# Document text
The referenceSearch (https://github.com/govscienceuseR/citationSearch) tool from govscienceuseR needs two basic inputs: (1) a set of extracted references from source documents; and (2) a set of canonical citations against which the extracted references can be searched. The user can customize this source set.
The indexBuild package provides a way to automate a tailored reference set by querying and compiling bibliographic records from the open-source academic information liberary openAlex.org.
The full openAlex database is ~300GB and so hosting the entire database is not a good time. indexBuild provides options for downloaded a customized subset filtered by attributes such as concept area, date, and citation count. This package is inspired by the openalexR package (https://cran.r-project.org/web/packages/openalexR/index.html) but serves a slightly different purpose: whereas openalexR works well for targeted queries (sort of like using Google Scholar), indexeBuild is designed to produce a custom reference library.
indexBuild currently does three main tasks: (1) search and identify IDs for venues (e.g., journals) and concept tags in openAlex; (2) query works associated with venues or concepts in openAlex and return a json database; (3) turn json file trees for openAlex works into a row-wise data.table object with a simple subset of metadata. Right now, the first two tasks are split across venues and concepts, e.g., there are separate extractVenues() and extractConcepts() functions. At some point, these can be combined.
To get information about a journal, you can feed in a journal title:
queryVenues(venue_string = 'Journal of Public Administration Research and Theory')
and get information about a concept, you can feed in a concept.

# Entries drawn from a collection
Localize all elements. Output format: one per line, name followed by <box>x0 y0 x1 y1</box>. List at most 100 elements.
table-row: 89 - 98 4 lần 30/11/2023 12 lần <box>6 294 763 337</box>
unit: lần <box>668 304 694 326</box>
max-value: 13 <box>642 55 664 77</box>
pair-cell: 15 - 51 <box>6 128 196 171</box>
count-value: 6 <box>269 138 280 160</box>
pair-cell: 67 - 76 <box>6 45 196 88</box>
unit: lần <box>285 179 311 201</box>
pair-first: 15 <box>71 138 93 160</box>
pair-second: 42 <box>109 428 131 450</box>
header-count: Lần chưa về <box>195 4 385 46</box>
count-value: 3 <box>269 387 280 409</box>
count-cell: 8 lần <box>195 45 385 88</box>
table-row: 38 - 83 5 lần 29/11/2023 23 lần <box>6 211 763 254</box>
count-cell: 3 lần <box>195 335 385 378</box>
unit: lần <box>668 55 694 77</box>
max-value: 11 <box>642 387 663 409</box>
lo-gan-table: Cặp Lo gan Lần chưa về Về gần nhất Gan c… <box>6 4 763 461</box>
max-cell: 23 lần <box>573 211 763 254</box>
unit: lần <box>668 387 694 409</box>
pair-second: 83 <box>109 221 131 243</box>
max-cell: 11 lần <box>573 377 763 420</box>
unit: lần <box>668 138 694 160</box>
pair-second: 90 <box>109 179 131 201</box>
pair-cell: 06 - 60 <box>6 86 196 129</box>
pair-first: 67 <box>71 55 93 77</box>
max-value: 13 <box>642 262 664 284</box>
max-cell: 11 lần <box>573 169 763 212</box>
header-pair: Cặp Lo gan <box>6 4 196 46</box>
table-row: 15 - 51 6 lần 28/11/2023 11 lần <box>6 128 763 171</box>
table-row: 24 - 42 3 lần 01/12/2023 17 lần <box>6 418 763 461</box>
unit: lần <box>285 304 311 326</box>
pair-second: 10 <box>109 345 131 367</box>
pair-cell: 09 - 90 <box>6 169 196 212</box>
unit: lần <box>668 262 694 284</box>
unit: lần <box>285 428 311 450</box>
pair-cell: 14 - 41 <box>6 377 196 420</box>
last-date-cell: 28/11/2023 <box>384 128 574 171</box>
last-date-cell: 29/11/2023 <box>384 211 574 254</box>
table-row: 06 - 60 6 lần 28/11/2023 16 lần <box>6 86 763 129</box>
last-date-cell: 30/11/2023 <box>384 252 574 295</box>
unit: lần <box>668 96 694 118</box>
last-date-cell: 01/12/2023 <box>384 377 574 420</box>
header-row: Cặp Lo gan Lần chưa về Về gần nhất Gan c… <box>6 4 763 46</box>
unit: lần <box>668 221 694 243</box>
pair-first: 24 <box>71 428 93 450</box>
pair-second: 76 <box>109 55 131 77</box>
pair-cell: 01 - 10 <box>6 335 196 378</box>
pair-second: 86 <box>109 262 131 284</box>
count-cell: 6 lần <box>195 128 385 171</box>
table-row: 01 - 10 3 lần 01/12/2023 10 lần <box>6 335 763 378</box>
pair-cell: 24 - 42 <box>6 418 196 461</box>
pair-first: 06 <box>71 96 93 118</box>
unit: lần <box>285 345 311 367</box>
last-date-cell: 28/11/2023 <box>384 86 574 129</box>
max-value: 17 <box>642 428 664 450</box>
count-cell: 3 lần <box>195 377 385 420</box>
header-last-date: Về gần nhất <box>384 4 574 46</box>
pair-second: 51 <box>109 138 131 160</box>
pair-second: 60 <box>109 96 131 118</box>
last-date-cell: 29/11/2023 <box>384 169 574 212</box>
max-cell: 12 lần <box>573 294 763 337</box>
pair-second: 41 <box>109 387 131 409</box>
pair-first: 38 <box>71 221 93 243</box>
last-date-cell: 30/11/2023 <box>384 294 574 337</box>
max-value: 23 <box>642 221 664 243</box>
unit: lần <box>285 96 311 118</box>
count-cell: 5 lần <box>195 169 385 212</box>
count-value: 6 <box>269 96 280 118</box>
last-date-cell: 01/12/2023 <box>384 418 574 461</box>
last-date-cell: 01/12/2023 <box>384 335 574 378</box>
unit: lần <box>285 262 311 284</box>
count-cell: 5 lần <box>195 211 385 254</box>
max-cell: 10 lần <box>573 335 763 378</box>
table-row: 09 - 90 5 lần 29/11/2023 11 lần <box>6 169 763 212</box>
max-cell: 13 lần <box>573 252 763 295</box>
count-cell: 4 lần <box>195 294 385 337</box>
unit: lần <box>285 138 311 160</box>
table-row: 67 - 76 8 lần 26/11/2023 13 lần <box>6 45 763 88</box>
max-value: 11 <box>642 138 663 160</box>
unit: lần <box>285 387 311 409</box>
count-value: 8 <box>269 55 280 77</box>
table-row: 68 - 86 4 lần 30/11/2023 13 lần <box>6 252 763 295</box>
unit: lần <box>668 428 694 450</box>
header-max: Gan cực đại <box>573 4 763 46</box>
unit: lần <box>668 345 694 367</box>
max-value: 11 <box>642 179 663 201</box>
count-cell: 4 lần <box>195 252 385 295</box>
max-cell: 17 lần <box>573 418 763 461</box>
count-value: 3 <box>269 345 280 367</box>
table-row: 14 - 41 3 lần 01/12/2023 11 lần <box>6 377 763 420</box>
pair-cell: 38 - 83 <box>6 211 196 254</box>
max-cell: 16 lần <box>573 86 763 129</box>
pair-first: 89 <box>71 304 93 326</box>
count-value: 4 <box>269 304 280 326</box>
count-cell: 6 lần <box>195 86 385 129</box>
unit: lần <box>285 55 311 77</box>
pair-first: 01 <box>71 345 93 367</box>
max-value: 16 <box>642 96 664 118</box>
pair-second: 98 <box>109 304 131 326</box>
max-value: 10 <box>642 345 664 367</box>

# Directions
Write the next part of the text on the indexBuild package, picking up right after its last sentence. The items stand apart from the indexBuild text and are separate material.

# Result of the task
queryConcepts(concept_string = 'public administration')
Both functions use basic string search, and the openAlex API stems by default. The results of the function are somewhat different, because we assume that the user knows what venue they are interested in ahead of time, whereas concept search is likely to be more iterative. Thus, queryConcepts returns a data.table of potential concept matches for the user to check out.
Once you have a concept or venue of interest, you can use the extractVenues() or extractConcepts() functions to query openAlex and return a set of "works" (an entity in the openAlex database that roughly corresponds to a publication, but groups cases where the same basic product is stored in both a journal and SSRN.). The extractXXX() functions also contain numerous options for filtering (e.g., by date) and controlling outputs (e.g., to reduce file size). The following example returns all JPART publications between 2015 and 2020, excluding paratext works (e.g., journal issue introductions, etc.)
extractVenues(concept_page = "https://openalex.org/V169433491",from_date = 2015,to_date = 2020,keep_paratext = F)